### To do
Gather every line below where "metodą" appears.

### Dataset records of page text
==========

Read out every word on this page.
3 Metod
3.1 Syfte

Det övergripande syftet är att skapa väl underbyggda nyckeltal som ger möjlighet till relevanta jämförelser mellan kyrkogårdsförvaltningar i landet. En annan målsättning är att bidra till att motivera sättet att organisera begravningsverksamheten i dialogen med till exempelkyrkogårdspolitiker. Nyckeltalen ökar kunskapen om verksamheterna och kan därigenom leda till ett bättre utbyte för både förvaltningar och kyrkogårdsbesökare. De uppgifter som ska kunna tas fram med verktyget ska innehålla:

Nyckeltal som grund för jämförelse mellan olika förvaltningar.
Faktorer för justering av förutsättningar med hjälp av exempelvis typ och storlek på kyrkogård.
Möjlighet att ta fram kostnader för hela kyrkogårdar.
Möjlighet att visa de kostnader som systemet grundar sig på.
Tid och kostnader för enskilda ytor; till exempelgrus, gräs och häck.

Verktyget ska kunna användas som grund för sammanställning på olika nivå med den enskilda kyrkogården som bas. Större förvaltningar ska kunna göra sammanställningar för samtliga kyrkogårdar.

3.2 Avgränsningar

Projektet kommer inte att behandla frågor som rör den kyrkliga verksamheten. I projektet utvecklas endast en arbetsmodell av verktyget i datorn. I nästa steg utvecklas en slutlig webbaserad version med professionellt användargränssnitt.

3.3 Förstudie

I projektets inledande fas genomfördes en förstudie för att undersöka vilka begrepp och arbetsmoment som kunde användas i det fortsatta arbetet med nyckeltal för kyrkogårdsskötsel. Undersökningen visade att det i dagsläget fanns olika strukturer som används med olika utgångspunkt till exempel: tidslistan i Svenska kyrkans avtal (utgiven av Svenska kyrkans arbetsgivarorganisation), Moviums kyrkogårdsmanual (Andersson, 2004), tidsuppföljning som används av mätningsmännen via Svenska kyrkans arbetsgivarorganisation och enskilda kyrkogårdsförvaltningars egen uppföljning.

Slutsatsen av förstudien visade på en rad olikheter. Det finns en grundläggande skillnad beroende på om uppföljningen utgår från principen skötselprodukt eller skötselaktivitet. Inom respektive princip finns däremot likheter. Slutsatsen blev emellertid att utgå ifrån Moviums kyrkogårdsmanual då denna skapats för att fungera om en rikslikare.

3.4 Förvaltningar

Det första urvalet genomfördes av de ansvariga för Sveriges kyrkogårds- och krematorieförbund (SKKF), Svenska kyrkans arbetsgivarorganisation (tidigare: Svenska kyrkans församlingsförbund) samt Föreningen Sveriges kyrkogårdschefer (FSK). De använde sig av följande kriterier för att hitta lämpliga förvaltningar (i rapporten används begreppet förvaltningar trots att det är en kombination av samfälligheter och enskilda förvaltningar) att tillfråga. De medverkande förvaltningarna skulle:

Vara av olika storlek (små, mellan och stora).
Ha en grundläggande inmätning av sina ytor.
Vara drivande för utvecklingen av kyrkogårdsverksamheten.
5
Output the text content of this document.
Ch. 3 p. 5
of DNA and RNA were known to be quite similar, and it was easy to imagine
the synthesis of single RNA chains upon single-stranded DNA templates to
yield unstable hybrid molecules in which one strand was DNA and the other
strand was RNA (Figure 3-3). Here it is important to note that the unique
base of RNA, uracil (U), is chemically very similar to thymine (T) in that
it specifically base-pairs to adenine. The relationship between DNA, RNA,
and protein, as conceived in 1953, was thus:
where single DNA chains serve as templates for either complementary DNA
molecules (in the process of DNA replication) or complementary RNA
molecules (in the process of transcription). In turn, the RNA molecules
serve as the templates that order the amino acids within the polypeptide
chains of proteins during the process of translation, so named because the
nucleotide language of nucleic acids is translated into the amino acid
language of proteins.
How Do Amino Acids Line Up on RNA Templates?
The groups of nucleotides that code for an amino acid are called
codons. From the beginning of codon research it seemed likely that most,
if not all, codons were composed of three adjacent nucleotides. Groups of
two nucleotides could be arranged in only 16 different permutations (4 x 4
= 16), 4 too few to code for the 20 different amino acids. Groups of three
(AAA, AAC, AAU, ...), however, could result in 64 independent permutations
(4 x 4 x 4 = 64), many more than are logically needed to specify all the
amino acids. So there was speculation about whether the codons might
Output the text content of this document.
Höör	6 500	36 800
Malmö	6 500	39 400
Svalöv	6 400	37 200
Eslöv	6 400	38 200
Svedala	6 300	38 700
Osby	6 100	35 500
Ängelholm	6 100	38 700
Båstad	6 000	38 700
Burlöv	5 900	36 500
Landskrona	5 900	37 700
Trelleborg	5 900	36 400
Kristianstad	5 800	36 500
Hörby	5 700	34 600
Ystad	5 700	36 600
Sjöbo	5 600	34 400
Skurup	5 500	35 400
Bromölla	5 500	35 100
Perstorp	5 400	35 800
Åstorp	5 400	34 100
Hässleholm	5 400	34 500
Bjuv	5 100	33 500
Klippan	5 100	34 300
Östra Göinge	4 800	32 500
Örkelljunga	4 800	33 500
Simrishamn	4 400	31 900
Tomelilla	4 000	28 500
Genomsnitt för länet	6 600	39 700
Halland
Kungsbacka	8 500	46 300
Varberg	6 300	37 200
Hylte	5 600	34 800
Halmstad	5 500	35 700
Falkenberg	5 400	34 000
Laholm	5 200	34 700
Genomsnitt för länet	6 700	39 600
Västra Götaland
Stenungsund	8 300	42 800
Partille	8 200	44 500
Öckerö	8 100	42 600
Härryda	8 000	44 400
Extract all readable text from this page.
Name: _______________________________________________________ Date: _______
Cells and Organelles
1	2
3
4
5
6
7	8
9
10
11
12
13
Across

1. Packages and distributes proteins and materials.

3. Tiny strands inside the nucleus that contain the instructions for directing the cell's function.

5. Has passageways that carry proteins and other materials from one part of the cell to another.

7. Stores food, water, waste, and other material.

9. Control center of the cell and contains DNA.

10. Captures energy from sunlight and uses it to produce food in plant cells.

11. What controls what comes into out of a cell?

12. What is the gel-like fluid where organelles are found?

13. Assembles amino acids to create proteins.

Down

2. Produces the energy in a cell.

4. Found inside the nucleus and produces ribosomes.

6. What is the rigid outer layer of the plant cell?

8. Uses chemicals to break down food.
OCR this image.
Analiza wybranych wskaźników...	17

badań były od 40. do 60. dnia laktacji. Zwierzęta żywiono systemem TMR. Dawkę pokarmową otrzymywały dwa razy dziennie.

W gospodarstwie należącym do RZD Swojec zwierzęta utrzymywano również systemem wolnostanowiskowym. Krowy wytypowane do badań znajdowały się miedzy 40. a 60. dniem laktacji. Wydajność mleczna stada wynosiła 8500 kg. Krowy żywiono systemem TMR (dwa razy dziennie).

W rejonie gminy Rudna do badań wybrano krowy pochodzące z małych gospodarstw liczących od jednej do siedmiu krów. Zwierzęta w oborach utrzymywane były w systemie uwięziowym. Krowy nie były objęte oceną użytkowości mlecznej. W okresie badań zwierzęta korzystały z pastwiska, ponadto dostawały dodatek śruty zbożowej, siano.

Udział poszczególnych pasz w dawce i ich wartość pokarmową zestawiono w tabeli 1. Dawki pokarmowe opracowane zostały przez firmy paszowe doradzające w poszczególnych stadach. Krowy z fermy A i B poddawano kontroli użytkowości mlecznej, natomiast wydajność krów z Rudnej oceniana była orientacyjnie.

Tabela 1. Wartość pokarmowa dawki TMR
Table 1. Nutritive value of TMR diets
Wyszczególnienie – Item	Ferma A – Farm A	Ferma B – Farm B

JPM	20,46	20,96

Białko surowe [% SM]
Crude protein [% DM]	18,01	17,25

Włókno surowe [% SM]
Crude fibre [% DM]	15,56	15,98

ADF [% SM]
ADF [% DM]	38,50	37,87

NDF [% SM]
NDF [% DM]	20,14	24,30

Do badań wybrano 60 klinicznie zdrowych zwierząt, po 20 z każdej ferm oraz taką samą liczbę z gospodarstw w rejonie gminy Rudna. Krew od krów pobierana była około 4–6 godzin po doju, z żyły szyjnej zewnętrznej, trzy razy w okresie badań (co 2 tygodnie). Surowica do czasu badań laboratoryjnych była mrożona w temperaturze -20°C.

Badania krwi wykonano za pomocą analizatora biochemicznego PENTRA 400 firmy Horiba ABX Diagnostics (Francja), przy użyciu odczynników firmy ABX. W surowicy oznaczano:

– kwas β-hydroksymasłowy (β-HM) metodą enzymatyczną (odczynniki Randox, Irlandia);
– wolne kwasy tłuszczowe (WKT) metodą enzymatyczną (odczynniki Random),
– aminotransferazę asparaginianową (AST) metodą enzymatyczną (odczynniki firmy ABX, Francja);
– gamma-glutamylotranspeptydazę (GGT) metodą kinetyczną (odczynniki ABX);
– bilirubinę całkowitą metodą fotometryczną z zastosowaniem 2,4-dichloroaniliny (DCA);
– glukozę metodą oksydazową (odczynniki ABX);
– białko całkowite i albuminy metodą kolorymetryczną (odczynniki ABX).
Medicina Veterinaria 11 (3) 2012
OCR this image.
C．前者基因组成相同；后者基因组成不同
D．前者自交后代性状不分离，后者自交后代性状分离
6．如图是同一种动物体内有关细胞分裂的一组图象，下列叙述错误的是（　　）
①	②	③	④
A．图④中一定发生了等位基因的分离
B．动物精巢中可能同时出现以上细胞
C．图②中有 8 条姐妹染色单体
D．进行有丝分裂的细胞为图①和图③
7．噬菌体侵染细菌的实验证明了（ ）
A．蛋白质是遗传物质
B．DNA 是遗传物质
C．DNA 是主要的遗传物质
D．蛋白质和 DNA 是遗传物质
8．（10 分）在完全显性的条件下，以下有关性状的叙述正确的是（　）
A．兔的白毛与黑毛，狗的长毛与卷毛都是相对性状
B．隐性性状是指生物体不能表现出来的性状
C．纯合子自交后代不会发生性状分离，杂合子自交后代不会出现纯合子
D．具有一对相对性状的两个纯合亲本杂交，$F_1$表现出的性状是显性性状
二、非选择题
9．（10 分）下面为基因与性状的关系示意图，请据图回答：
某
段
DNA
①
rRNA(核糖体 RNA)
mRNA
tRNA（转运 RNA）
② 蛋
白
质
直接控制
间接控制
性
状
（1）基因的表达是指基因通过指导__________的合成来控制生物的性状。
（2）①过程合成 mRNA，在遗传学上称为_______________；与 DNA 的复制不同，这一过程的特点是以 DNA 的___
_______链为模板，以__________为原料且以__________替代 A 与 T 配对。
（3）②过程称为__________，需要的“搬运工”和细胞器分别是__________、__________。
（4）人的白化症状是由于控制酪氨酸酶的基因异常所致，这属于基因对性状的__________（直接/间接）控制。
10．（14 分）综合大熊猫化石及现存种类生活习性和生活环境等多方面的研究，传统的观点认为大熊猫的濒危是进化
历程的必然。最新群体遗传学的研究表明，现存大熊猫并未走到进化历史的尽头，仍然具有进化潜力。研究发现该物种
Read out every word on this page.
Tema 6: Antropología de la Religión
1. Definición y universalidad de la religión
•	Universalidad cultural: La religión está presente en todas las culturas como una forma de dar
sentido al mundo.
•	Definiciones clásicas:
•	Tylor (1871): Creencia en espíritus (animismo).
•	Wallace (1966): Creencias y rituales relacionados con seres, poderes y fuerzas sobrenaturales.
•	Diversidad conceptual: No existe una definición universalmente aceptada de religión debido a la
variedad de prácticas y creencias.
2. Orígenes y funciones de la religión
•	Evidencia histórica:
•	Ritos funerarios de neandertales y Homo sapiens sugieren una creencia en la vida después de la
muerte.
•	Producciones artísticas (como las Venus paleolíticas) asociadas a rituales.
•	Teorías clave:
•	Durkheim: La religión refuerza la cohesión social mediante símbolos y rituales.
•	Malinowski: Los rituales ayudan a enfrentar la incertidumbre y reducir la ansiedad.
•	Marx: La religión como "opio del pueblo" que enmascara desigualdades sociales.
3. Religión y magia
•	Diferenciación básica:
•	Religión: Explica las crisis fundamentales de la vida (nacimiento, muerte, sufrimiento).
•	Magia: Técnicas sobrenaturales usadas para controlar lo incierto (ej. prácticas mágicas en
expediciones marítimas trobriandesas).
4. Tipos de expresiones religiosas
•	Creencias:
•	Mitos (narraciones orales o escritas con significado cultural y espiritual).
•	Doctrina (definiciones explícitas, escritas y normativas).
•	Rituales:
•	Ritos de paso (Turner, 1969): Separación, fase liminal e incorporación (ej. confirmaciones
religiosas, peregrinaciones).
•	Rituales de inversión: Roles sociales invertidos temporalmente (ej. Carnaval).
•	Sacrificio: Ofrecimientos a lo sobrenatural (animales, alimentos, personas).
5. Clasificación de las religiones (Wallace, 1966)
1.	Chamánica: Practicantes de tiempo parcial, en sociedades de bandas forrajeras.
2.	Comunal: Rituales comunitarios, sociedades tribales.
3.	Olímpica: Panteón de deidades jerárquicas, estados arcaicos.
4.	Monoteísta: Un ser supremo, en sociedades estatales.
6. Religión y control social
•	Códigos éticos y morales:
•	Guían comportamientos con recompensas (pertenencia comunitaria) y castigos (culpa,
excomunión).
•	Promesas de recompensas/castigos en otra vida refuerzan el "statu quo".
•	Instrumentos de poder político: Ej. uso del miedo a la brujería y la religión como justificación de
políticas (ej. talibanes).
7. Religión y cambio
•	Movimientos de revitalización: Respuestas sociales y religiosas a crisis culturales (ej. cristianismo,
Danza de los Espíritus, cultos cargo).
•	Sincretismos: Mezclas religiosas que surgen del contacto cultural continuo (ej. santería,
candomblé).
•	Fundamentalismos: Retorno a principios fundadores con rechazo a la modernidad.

==========

### Output below
– kwas β-hydroksymasłowy (β-HM) metodą enzymatyczną (odczynniki Randox, Irlandia);
– wolne kwasy tłuszczowe (WKT) metodą enzymatyczną (odczynniki Random),
– aminotransferazę asparaginianową (AST) metodą enzymatyczną (odczynniki firmy ABX, Francja);
– gamma-glutamylotranspeptydazę (GGT) metodą kinetyczną (odczynniki ABX);
– bilirubinę całkowitą metodą fotometryczną z zastosowaniem 2,4-dichloroaniliny (DCA);
– glukozę metodą oksydazową (odczynniki ABX);
– białko całkowite i albuminy metodą kolorymetryczną (odczynniki ABX).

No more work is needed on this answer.